### Given data
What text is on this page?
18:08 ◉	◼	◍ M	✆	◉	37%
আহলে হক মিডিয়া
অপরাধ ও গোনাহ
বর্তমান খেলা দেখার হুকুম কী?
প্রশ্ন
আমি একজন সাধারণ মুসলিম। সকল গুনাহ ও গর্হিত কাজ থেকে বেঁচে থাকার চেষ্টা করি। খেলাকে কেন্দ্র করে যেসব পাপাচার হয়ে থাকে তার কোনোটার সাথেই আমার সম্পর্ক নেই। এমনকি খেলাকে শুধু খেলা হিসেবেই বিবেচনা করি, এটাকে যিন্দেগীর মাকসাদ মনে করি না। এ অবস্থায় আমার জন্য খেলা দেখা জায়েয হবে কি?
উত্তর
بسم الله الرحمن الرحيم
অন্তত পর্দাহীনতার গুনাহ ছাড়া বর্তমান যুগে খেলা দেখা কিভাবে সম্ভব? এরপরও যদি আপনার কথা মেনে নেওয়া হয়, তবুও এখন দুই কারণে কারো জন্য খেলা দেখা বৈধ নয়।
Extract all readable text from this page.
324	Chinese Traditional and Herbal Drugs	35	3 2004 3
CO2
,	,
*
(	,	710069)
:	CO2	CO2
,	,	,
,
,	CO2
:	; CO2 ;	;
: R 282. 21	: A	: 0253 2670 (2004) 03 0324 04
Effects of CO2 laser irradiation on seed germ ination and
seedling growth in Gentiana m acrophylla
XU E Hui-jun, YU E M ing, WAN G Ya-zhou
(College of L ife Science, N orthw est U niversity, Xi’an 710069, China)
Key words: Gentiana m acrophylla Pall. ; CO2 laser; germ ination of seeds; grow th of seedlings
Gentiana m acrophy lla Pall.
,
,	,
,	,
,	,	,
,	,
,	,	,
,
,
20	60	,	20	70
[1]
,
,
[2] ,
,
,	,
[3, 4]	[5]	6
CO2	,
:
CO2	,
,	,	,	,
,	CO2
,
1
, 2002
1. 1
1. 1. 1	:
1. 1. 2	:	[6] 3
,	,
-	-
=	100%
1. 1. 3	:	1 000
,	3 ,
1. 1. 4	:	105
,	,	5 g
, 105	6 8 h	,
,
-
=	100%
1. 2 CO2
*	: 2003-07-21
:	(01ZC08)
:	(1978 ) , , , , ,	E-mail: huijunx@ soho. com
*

### Short problem
Each record above should be restated word for word.

### Written response
What text is on this page?
18:08 ◉	◼	◍ M	✆	◉	37%
আহলে হক মিডিয়া
অপরাধ ও গোনাহ
বর্তমান খেলা দেখার হুকুম কী?
প্রশ্ন
আমি একজন সাধারণ মুসলিম। সকল গুনাহ ও গর্হিত কাজ থেকে বেঁচে থাকার চেষ্টা করি। খেলাকে কেন্দ্র করে যেসব পাপাচার হয়ে থাকে তার কোনোটার সাথেই আমার সম্পর্ক নেই। এমনকি খেলাকে শুধু খেলা হিসেবেই বিবেচনা করি, এটাকে যিন্দেগীর মাকসাদ মনে করি না। এ অবস্থায় আমার জন্য খেলা দেখা জায়েয হবে কি?
উত্তর
بسم الله الرحمن الرحيم
অন্তত পর্দাহীনতার গুনাহ ছাড়া বর্তমান যুগে খেলা দেখা কিভাবে সম্ভব? এরপরও যদি আপনার কথা মেনে নেওয়া হয়, তবুও এখন দুই কারণে কারো জন্য খেলা দেখা বৈধ নয়।
Extract all readable text from this page.
324	Chinese Traditional and Herbal Drugs	35	3 2004 3
CO2
,	,
*
(	,	710069)
:	CO2	CO2
,	,	,
,
,	CO2
:	; CO2 ;	;
: R 282. 21	: A	: 0253 2670 (2004) 03 0324 04
Effects of CO2 laser irradiation on seed germ ination and
seedling growth in Gentiana m acrophylla
XU E Hui-jun, YU E M ing, WAN G Ya-zhou
(College of L ife Science, N orthw est U niversity, Xi’an 710069, China)
Key words: Gentiana m acrophylla Pall. ; CO2 laser; germ ination of seeds; grow th of seedlings
Gentiana m acrophy lla Pall.
,
,	,
,	,
,	,	,
,	,
,	,	,
,
,
20	60	,	20	70
[1]
,
,
[2] ,
,
,	,
[3, 4]	[5]	6
CO2	,
:
CO2	,
,	,	,	,
,	CO2
,
1
, 2002
1. 1
1. 1. 1	:
1. 1. 2	:	[6] 3
,	,
-	-
=	100%
1. 1. 3	:	1 000
,	3 ,
1. 1. 4	:	105
,	,	5 g
, 105	6 8 h	,
,
-
=	100%
1. 2 CO2
*	: 2003-07-21
:	(01ZC08)
:	(1978 ) , , , , ,	E-mail: huijunx@ soho. com
*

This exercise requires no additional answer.